---- Excerpted passage
Pythagoras' theorem might seem a little intimidating at first. But it doesn't have to be! In this article, we will investigate how Pythagoras' theorem works to develop your understanding, and provide you worked examples to help you apply this theorem for Year 7 Maths.
The concept of Pythagoras’ Theorem is of great importance, pivotal to numerous areas of mathematics and science study.
A solid understanding of the theorem allows the student to determine unknown sides and angles in right-angled triangles.
As such, it has many real-world applications like window construction to ensure accurate dimensions or calculating the length of any diagonals (eg. the screen size of a television).
Syllabus | Explanation |
NSW Stage 4 NESA Syllabus | |
Investigate Pythagoras’ theorem and its application to solving simple problems involving right-angled triangles | This means that you understand how Pythagoras’ theorem relies on squared numbers (\( x^2 \) and its relationship with right-angled triangles |
Use Pythagoras’ theorem to find the length of an unknown side in a right-angled triangle | This means that you can solve questions like “Find the length of the hypotenuse for the following triangle.” |
Apply Pythagoras’ theorem to solve problems involving the perimeters and areas of plane shapes (Problem Solving) | This means that you can solve questions like “Find the perimeter of the above triangle, using Pythagoras’ theorem“ |
Use the converse of Pythagoras’ theorem to establish whether a triangle has a right angle | This means that you can see if a triangle has a right angle by seeing if all the sides satisfy Pythagoras’ theorem. |
The discovery of new mathematical ideas often emerges from investigating patterns in old ones.
They can be extremely interesting when you think about why they would be true.
Let’s see an example now.
Example
Recall. Remember we have invented a useful notation when we want to multiply the same number with itself over and over again – indices.
Eg. We can write \( \underbrace{3 \times 3 \times 3 \times 3}_{\color{blue}{four \ copies}} = 3^{\color{blue}{4}} \).
The number of things that we have becomes the power.
Recall. We will be particularly interested in square numbers in this subject guide.
A square number always has a power of two.
Eg. \(5 \times 5 \) means \( 25 \).
1. Write down what the value of the following square numbers is.
Check your answers with a calculator when you’re done!
\( 0^{2} = ? \) | \( 8^{2} =?\) |
\( 1^{2} = ? \) | \(12^2 = ?\) |
\( 2^{2} = ? \) | \( 13^2 =? \) |
\( 3^{2} = ? \) | \( 15^2 = ?\) |
\( 4^{2} = ? \) | \( 17^{2} =? \) |
\( 5^{2} = ? \) | \( 24^{2} = ? \) |
A strange pattern.
Now we know what square numbers are. But have you noticed this before:
\begin{align*}
3^{2} + 4^{2} = 5^{2}?
\end{align*}
What about:
\begin{align*}
5^{2} + 12^{2} = 13^{2}?
\end{align*}
2. Try to figure out what number \( c \) is if
\begin{align*}
7^{2} + 24^{2} = c^{2}?
\end{align*}
Questions arise.
Hopefully you found that \( c = 25 \) in the question above.
But some natural questions arise:
We answer these questions further down this guide.
--------
---- Raw records
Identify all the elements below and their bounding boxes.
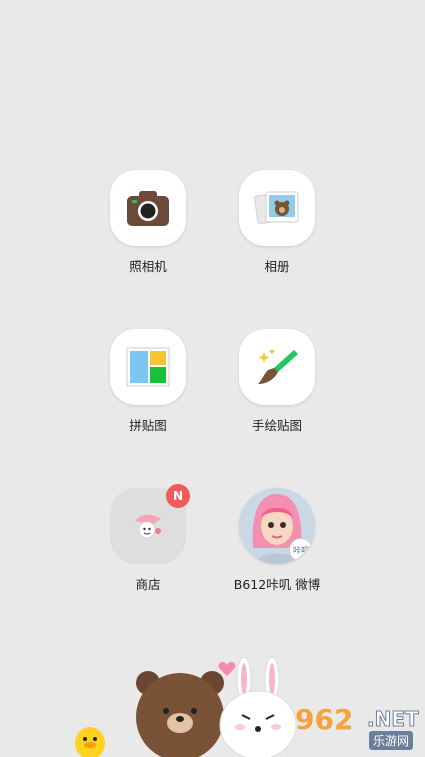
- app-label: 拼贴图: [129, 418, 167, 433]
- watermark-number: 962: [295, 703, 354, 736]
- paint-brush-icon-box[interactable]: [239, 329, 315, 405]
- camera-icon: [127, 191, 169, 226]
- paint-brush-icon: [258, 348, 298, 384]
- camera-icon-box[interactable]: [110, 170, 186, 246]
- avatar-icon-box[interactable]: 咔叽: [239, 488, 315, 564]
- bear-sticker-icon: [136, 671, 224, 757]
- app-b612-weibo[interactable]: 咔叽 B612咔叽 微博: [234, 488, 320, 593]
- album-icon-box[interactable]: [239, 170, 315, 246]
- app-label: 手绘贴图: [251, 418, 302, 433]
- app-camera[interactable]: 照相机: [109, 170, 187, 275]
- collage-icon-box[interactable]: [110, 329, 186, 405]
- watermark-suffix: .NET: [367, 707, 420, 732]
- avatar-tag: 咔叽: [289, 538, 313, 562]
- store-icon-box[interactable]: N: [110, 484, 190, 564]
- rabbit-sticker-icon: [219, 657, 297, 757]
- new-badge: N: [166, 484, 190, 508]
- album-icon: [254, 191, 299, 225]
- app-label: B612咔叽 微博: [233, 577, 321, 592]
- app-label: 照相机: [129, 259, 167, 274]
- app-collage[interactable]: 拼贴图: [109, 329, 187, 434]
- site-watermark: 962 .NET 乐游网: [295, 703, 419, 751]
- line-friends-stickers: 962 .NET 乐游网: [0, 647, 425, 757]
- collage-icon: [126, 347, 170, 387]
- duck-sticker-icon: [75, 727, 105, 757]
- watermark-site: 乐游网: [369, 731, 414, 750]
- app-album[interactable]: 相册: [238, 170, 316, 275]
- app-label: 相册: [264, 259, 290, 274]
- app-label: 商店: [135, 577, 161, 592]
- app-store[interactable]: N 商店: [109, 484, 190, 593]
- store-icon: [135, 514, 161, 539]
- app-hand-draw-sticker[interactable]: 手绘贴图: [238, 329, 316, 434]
--------
---- Raw records
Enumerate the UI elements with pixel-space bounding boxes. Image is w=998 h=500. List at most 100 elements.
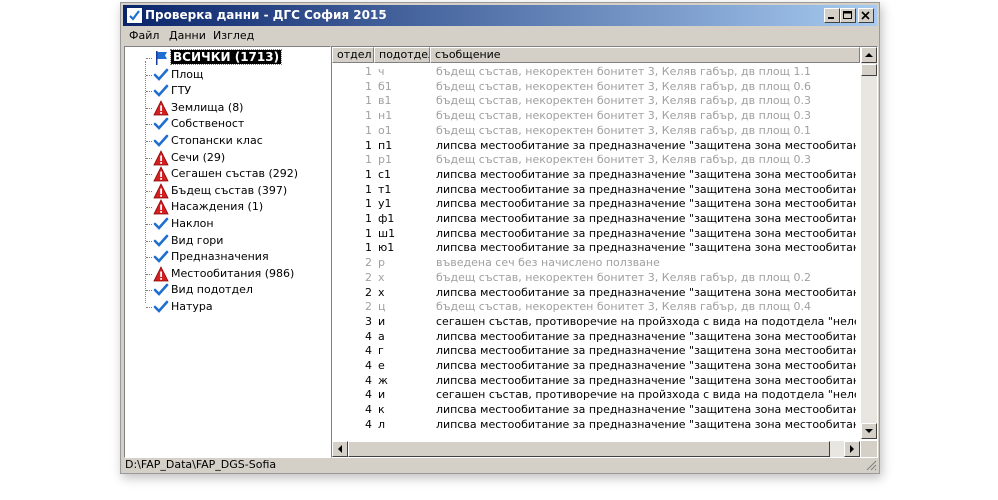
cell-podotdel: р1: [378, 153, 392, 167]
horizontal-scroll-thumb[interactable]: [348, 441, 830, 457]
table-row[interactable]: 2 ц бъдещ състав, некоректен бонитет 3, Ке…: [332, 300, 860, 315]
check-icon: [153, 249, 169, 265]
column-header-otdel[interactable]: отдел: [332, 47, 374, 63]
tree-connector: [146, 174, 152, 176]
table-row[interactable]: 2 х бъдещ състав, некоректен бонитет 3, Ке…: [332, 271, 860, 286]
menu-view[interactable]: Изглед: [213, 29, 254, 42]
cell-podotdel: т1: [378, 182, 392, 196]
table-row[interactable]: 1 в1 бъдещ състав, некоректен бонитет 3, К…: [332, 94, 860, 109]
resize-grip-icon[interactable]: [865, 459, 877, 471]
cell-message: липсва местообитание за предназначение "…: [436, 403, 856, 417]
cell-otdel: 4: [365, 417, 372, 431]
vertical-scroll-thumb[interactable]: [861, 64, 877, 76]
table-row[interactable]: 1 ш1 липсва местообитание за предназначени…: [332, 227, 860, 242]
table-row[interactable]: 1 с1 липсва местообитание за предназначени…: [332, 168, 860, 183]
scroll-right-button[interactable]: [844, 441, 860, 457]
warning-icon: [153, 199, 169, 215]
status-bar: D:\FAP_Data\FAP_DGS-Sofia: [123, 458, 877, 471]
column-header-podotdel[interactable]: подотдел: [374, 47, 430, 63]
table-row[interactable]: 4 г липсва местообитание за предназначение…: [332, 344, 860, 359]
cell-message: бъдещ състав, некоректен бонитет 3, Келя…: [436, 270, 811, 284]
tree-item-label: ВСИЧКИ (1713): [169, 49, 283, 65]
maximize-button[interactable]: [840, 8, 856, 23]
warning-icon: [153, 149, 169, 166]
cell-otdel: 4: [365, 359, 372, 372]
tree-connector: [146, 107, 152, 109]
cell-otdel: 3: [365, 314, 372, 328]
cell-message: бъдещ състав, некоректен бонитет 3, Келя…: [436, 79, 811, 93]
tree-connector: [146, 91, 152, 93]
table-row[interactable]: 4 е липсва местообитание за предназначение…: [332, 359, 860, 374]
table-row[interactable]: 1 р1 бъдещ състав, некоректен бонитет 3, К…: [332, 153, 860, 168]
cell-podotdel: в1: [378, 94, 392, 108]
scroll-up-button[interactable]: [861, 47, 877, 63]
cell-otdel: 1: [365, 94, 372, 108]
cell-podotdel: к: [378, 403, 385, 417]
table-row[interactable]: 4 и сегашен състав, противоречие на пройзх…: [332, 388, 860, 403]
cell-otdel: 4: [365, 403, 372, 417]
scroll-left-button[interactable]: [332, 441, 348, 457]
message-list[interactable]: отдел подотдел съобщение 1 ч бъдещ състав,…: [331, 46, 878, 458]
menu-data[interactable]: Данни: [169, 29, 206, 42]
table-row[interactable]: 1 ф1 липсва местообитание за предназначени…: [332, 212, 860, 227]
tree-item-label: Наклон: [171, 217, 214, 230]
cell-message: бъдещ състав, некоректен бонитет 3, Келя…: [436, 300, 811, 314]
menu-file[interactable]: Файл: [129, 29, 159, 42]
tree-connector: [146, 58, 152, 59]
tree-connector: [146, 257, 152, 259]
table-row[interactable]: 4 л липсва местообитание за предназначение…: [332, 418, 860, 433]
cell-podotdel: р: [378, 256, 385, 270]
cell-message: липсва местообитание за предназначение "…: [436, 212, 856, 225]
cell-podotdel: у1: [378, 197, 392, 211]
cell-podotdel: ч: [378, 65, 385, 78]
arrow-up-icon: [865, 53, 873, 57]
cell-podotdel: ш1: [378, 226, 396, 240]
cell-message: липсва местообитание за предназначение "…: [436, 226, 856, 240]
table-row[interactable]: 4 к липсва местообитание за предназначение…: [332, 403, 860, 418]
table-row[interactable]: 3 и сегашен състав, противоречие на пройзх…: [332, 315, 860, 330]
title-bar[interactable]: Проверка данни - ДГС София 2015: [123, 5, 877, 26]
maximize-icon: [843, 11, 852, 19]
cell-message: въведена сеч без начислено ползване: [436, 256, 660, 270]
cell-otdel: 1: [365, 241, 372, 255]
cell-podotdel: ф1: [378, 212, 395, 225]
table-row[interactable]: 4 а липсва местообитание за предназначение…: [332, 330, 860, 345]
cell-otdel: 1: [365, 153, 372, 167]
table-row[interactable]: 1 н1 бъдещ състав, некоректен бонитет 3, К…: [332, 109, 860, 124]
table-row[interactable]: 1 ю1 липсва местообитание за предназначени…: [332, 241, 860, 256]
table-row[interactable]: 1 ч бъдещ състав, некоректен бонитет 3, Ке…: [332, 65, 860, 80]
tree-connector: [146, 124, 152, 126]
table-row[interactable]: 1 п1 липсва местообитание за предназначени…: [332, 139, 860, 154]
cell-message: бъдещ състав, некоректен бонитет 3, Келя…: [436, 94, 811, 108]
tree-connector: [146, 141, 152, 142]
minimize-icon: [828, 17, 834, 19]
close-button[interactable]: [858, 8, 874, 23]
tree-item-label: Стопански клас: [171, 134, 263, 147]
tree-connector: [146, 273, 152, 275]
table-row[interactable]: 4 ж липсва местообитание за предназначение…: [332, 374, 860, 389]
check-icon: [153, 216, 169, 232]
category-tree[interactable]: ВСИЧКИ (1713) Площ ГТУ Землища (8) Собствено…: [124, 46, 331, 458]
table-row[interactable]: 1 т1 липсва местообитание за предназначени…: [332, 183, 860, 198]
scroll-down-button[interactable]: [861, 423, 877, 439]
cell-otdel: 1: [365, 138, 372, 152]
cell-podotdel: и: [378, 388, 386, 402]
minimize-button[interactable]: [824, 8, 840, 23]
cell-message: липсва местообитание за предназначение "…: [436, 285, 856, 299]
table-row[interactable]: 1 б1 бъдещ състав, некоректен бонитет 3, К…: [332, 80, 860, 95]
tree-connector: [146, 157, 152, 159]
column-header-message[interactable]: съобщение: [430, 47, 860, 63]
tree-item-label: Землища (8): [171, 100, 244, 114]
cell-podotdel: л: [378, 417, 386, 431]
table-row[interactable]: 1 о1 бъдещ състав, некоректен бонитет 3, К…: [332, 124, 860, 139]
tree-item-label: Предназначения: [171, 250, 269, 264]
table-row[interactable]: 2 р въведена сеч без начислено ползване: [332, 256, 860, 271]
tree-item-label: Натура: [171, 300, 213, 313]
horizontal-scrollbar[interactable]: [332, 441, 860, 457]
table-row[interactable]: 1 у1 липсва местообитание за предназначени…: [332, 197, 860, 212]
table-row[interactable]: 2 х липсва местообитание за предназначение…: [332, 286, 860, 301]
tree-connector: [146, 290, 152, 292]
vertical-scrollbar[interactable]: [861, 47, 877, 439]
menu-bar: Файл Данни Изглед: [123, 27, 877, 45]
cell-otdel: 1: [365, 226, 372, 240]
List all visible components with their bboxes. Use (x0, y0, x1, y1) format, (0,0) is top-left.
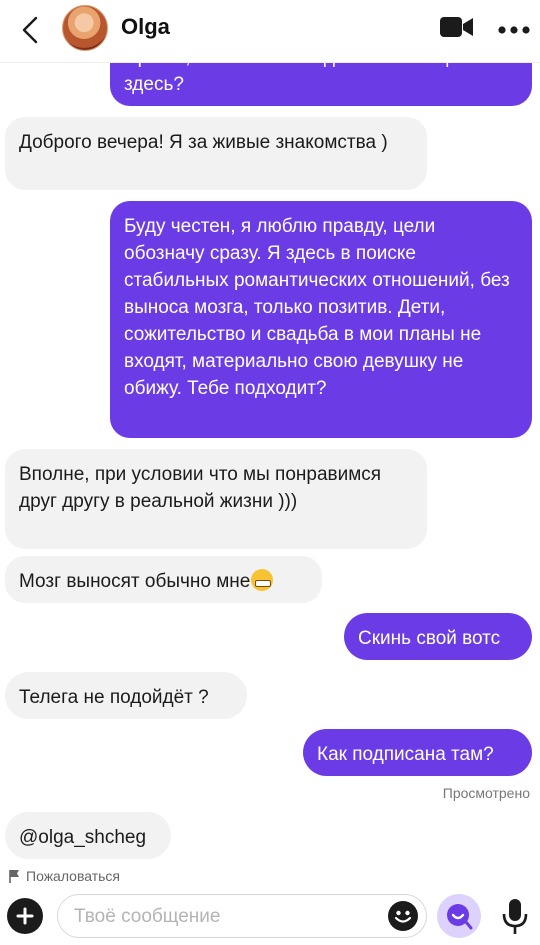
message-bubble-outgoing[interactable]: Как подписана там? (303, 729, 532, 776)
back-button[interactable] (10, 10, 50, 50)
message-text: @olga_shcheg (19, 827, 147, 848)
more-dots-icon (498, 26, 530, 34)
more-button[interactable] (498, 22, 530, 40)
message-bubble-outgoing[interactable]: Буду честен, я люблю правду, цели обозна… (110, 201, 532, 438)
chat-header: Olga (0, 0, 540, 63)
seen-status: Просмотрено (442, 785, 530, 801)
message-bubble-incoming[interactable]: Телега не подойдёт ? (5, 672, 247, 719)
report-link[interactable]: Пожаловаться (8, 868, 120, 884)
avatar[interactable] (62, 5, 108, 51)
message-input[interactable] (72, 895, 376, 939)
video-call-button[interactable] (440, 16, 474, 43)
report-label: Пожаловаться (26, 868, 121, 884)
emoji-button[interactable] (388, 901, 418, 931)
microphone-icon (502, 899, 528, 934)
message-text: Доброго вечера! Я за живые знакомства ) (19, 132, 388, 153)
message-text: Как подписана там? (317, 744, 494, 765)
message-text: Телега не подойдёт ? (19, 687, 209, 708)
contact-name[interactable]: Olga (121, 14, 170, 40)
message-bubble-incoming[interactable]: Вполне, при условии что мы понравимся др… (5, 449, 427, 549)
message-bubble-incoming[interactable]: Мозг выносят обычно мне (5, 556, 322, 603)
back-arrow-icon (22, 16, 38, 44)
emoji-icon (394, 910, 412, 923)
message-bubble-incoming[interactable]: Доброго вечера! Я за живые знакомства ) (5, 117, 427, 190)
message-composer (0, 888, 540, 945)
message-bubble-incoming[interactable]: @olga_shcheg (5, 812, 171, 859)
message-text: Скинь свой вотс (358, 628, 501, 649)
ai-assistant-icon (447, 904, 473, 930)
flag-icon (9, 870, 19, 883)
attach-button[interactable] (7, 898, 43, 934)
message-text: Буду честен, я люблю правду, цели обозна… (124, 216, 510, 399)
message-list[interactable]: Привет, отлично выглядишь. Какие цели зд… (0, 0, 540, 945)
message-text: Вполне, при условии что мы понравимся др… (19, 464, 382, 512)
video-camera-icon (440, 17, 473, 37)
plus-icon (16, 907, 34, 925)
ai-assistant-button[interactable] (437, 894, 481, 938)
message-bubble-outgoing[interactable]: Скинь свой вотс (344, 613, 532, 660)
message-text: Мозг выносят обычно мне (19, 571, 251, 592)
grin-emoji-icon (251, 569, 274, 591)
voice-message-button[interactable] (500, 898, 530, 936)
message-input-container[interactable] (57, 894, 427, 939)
--------
---- Raw records
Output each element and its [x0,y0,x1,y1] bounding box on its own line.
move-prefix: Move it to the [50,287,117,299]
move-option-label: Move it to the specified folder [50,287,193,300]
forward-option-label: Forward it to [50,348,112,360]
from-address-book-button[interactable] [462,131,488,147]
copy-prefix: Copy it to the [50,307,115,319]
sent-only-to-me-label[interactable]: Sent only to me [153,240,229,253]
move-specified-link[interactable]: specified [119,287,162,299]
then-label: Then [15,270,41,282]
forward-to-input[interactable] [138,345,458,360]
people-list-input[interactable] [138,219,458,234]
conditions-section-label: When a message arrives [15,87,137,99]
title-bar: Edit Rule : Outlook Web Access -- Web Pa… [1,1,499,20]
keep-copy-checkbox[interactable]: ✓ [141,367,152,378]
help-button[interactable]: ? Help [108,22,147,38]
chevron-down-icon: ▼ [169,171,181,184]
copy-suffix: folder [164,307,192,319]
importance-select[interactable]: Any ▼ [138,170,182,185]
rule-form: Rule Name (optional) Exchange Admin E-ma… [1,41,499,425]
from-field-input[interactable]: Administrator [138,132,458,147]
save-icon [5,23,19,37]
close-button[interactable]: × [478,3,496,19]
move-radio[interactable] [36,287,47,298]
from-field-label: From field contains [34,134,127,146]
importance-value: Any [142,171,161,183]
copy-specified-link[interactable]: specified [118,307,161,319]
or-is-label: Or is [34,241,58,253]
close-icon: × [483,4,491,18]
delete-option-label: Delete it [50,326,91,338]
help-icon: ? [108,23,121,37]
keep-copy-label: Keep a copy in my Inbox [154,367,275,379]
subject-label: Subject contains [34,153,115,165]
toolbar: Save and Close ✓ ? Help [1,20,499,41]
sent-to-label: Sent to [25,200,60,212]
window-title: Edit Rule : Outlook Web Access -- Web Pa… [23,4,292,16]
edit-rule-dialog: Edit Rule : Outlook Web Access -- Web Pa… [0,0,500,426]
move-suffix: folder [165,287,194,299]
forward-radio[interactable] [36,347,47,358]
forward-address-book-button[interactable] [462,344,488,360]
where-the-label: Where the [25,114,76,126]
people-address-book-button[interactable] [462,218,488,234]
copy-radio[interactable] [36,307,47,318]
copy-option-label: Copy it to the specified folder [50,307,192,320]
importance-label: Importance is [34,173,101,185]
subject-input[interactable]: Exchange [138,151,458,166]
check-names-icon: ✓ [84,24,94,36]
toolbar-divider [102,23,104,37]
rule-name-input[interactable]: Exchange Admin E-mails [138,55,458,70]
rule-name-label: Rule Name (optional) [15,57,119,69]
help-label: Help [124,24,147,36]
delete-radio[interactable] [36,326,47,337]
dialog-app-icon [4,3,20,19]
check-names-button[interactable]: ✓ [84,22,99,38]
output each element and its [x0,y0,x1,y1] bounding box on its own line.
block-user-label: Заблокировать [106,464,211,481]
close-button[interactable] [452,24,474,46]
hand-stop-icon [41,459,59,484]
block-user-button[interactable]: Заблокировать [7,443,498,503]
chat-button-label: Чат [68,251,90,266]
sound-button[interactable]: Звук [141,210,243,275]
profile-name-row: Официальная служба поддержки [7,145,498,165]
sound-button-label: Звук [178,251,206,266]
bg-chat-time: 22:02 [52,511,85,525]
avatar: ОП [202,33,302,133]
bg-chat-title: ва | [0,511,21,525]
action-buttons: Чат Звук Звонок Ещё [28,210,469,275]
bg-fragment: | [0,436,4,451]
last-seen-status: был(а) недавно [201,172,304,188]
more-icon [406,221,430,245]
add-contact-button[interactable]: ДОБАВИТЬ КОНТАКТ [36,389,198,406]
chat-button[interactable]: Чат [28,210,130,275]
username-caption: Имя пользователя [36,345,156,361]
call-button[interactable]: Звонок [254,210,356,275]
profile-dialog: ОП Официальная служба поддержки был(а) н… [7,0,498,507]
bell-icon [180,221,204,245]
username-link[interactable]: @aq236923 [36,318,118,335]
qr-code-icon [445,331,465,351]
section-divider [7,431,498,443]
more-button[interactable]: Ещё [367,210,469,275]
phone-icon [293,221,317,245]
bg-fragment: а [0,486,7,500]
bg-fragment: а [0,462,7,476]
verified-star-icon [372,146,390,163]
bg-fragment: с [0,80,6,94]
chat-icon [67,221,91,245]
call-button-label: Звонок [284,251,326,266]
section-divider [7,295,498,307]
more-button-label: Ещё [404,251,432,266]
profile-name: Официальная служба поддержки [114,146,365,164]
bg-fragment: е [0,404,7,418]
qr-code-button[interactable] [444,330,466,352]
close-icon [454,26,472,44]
--------
• _Tasks to carry out_
a - Retype the Pythagoras' theorem guide word for word, everything from "Now we know" down to "the question above.".
b - Which two real-world applications of the theorem does the Pythagoras' theorem guide mention?
c - Proceed with the Pythagoras' theorem guide, picking up right after its final sentence.

• _Responses in order_
a -
Now we know what square numbers are. But have you noticed this before:
\begin{align*}
3^{2} + 4^{2} = 5^{2}?
\end{align*}
What about:
\begin{align*}
5^{2} + 12^{2} = 13^{2}?
\end{align*}
2. Try to figure out what number \( c \) is if
\begin{align*}
7^{2} + 24^{2} = c^{2}?
\end{align*}
Questions arise.
Hopefully you found that \( c = 25 \) in the question above.

b - Window construction to ensure accurate dimensions, and calculating the length of diagonals such as a television's screen size.

c -
For example, if you tried
\begin{align*}
1^{2} + 2^{2} ≠ 3^{2}
\end{align*}
In fact, \(1^{2} + 2^{2} = 5\) which is not even a square number at all?
And finally, could there be any practical usefulness of this?
One final investigation.
3. You will need a ruler, grid paper, and a pencil.
On a piece of grid paper, draw up the right-angled triangle below. Make sure the side lengths match the ones in the picture below!
Then, carefully measure the length of the “longest side” – the side with unknown length.
You should get something which is approximately \( \color{orange}{5} cm \).
That’s a little strange?
Because from before \( \color{blue}{3}^{2} + \color{green}{4}^{2} = \color{orange}{5}^{2} \).
4. Try drawing another right-angled triangle, this time with side lengths \( 5cm \) (instead of \( 3cm \) ) and \( 12cm \) (instead of \( 4cm \) ). What is the length of the “longest side” this time?
Which equation does this remind us of this time?
A Greek philosopher and mathematician more than \( 2500\) years ago was coincidently wondering the same thing.
He was the first one to prove a special relationship between square numbers and right-angled triangles.
His name was Pythagoras, and finally, here is the answer:
Firstly, lets introduce a new word.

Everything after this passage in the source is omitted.